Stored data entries
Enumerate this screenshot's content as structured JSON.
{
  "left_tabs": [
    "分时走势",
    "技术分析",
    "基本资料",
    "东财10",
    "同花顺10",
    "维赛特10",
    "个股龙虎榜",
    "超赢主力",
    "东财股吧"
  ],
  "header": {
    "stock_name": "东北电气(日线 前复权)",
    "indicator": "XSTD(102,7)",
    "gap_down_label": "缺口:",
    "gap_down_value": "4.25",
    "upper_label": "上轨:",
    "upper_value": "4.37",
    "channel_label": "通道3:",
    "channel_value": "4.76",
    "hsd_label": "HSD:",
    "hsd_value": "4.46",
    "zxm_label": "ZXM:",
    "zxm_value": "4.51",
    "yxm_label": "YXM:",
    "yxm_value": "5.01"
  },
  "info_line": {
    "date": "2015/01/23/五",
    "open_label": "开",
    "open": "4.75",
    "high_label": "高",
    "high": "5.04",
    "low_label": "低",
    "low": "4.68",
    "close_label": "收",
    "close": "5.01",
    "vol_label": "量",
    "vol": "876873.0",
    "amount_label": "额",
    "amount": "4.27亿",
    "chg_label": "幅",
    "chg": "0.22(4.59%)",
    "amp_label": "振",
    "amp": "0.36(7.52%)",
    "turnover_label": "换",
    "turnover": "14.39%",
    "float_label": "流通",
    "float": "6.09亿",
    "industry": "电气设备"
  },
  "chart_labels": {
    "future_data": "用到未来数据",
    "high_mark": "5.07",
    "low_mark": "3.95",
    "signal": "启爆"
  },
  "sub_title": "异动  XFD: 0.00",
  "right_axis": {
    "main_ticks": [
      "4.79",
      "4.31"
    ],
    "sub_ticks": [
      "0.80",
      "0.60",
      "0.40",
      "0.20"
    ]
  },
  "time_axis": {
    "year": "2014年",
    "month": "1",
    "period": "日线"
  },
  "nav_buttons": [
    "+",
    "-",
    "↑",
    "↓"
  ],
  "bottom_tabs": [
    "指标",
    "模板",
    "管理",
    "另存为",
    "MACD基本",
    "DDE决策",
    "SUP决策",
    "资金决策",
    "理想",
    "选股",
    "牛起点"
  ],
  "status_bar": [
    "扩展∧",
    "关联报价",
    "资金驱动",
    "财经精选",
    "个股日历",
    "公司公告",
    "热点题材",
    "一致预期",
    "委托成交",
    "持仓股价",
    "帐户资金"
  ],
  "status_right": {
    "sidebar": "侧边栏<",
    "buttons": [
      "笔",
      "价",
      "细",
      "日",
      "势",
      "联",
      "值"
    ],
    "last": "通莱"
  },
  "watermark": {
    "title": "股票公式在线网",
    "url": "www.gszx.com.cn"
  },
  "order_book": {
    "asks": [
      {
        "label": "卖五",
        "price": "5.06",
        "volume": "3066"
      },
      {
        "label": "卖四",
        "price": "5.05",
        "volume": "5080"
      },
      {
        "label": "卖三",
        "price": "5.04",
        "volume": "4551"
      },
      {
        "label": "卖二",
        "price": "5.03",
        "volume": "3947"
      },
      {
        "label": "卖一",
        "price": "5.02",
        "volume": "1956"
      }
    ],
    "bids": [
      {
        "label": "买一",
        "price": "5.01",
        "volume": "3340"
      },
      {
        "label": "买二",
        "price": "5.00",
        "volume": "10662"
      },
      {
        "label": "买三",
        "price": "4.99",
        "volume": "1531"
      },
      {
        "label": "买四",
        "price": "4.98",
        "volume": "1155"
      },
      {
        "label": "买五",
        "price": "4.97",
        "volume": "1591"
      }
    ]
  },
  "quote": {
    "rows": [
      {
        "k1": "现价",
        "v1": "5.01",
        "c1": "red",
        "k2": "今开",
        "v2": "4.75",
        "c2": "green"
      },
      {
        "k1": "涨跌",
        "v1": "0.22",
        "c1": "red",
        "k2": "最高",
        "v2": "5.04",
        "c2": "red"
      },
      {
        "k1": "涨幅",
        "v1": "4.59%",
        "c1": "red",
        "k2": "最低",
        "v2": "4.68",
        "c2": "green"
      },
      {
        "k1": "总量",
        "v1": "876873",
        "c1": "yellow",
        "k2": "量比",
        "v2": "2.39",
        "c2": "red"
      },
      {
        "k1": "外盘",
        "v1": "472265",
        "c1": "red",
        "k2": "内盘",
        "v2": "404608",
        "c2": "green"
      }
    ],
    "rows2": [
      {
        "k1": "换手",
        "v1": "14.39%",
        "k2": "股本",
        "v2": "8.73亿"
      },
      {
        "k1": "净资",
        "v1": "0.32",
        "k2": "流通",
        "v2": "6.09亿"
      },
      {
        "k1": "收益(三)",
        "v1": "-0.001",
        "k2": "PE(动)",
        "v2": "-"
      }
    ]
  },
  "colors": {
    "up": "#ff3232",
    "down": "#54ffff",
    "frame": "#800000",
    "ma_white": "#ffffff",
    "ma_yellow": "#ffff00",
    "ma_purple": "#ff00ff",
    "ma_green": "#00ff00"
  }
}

● Aim
Give the material above again, word for word.

● Written solution
Enumerate this screenshot's content as structured JSON.
{
  "left_tabs": [
    "分时走势",
    "技术分析",
    "基本资料",
    "东财10",
    "同花顺10",
    "维赛特10",
    "个股龙虎榜",
    "超赢主力",
    "东财股吧"
  ],
  "header": {
    "stock_name": "东北电气(日线 前复权)",
    "indicator": "XSTD(102,7)",
    "gap_down_label": "缺口:",
    "gap_down_value": "4.25",
    "upper_label": "上轨:",
    "upper_value": "4.37",
    "channel_label": "通道3:",
    "channel_value": "4.76",
    "hsd_label": "HSD:",
    "hsd_value": "4.46",
    "zxm_label": "ZXM:",
    "zxm_value": "4.51",
    "yxm_label": "YXM:",
    "yxm_value": "5.01"
  },
  "info_line": {
    "date": "2015/01/23/五",
    "open_label": "开",
    "open": "4.75",
    "high_label": "高",
    "high": "5.04",
    "low_label": "低",
    "low": "4.68",
    "close_label": "收",
    "close": "5.01",
    "vol_label": "量",
    "vol": "876873.0",
    "amount_label": "额",
    "amount": "4.27亿",
    "chg_label": "幅",
    "chg": "0.22(4.59%)",
    "amp_label": "振",
    "amp": "0.36(7.52%)",
    "turnover_label": "换",
    "turnover": "14.39%",
    "float_label": "流通",
    "float": "6.09亿",
    "industry": "电气设备"
  },
  "chart_labels": {
    "future_data": "用到未来数据",
    "high_mark": "5.07",
    "low_mark": "3.95",
    "signal": "启爆"
  },
  "sub_title": "异动  XFD: 0.00",
  "right_axis": {
    "main_ticks": [
      "4.79",
      "4.31"
    ],
    "sub_ticks": [
      "0.80",
      "0.60",
      "0.40",
      "0.20"
    ]
  },
  "time_axis": {
    "year": "2014年",
    "month": "1",
    "period": "日线"
  },
  "nav_buttons": [
    "+",
    "-",
    "↑",
    "↓"
  ],
  "bottom_tabs": [
    "指标",
    "模板",
    "管理",
    "另存为",
    "MACD基本",
    "DDE决策",
    "SUP决策",
    "资金决策",
    "理想",
    "选股",
    "牛起点"
  ],
  "status_bar": [
    "扩展∧",
    "关联报价",
    "资金驱动",
    "财经精选",
    "个股日历",
    "公司公告",
    "热点题材",
    "一致预期",
    "委托成交",
    "持仓股价",
    "帐户资金"
  ],
  "status_right": {
    "sidebar": "侧边栏<",
    "buttons": [
      "笔",
      "价",
      "细",
      "日",
      "势",
      "联",
      "值"
    ],
    "last": "通莱"
  },
  "watermark": {
    "title": "股票公式在线网",
    "url": "www.gszx.com.cn"
  },
  "order_book": {
    "asks": [
      {
        "label": "卖五",
        "price": "5.06",
        "volume": "3066"
      },
      {
        "label": "卖四",
        "price": "5.05",
        "volume": "5080"
      },
      {
        "label": "卖三",
        "price": "5.04",
        "volume": "4551"
      },
      {
        "label": "卖二",
        "price": "5.03",
        "volume": "3947"
      },
      {
        "label": "卖一",
        "price": "5.02",
        "volume": "1956"
      }
    ],
    "bids": [
      {
        "label": "买一",
        "price": "5.01",
        "volume": "3340"
      },
      {
        "label": "买二",
        "price": "5.00",
        "volume": "10662"
      },
      {
        "label": "买三",
        "price": "4.99",
        "volume": "1531"
      },
      {
        "label": "买四",
        "price": "4.98",
        "volume": "1155"
      },
      {
        "label": "买五",
        "price": "4.97",
        "volume": "1591"
      }
    ]
  },
  "quote": {
    "rows": [
      {
        "k1": "现价",
        "v1": "5.01",
        "c1": "red",
        "k2": "今开",
        "v2": "4.75",
        "c2": "green"
      },
      {
        "k1": "涨跌",
        "v1": "0.22",
        "c1": "red",
        "k2": "最高",
        "v2": "5.04",
        "c2": "red"
      },
      {
        "k1": "涨幅",
        "v1": "4.59%",
        "c1": "red",
        "k2": "最低",
        "v2": "4.68",
        "c2": "green"
      },
      {
        "k1": "总量",
        "v1": "876873",
        "c1": "yellow",
        "k2": "量比",
        "v2": "2.39",
        "c2": "red"
      },
      {
        "k1": "外盘",
        "v1": "472265",
        "c1": "red",
        "k2": "内盘",
        "v2": "404608",
        "c2": "green"
      }
    ],
    "rows2": [
      {
        "k1": "换手",
        "v1": "14.39%",
        "k2": "股本",
        "v2": "8.73亿"
      },
      {
        "k1": "净资",
        "v1": "0.32",
        "k2": "流通",
        "v2": "6.09亿"
      },
      {
        "k1": "收益(三)",
        "v1": "-0.001",
        "k2": "PE(动)",
        "v2": "-"
      }
    ]
  },
  "colors": {
    "up": "#ff3232",
    "down": "#54ffff",
    "frame": "#800000",
    "ma_white": "#ffffff",
    "ma_yellow": "#ffff00",
    "ma_purple": "#ff00ff",
    "ma_green": "#00ff00"
  }
}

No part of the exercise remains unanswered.